Supplied entries ▸
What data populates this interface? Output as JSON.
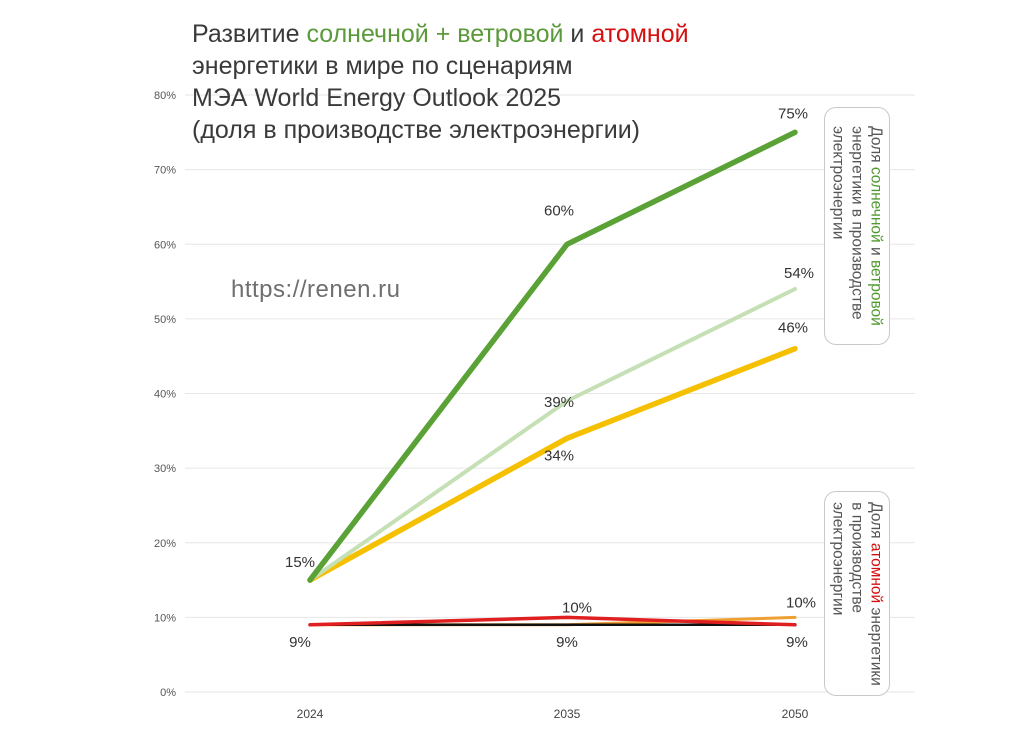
{
  "title": {
    "part1": "Развитие ",
    "green": "солнечной + ветровой",
    "part2": " и ",
    "red": "атомной",
    "line2": "энергетики в мире по сценариям",
    "line3": "МЭА World Energy Outlook 2025",
    "line4": "(доля в производстве электроэнергии)"
  },
  "watermark": "https://renen.ru",
  "callout_renewables": {
    "prefix": "Доля ",
    "green1": "солнечной",
    "mid": " и ",
    "green2": "ветровой",
    "line2": "энергетики в производстве",
    "line3": "электроэнергии"
  },
  "callout_nuclear": {
    "prefix": "Доля ",
    "red": "атомной",
    "suffix": " энергетики",
    "line2": "в производстве",
    "line3": "электроэнергии"
  },
  "chart_data": {
    "type": "line",
    "categories": [
      "2024",
      "2035",
      "2050"
    ],
    "ylim": [
      0,
      0.8
    ],
    "yticks": [
      "0%",
      "10%",
      "20%",
      "30%",
      "40%",
      "50%",
      "60%",
      "70%",
      "80%"
    ],
    "grid": true,
    "series": [
      {
        "color": "#f5c000",
        "values": [
          0.15,
          0.34,
          0.46
        ]
      },
      {
        "color": "#c5e0b4",
        "values": [
          0.15,
          0.39,
          0.54
        ]
      },
      {
        "color": "#5aa136",
        "values": [
          0.15,
          0.6,
          0.75
        ]
      },
      {
        "color": "#f0a030",
        "values": [
          0.09,
          0.09,
          0.1
        ]
      },
      {
        "color": "#111111",
        "values": [
          0.09,
          0.09,
          0.09
        ]
      },
      {
        "color": "#e02020",
        "values": [
          0.09,
          0.1,
          0.09
        ]
      }
    ],
    "data_labels": [
      "15%",
      "60%",
      "75%",
      "39%",
      "54%",
      "34%",
      "46%",
      "10%",
      "10%",
      "9%",
      "9%",
      "9%"
    ]
  },
  "colors": {
    "renewables_accent": "#5aa136",
    "nuclear_accent": "#d40f0f"
  }
}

Your task ▸ Tally up the lines of the listing containing the word "энергетики". Give only the total.

Task solution ▸ 3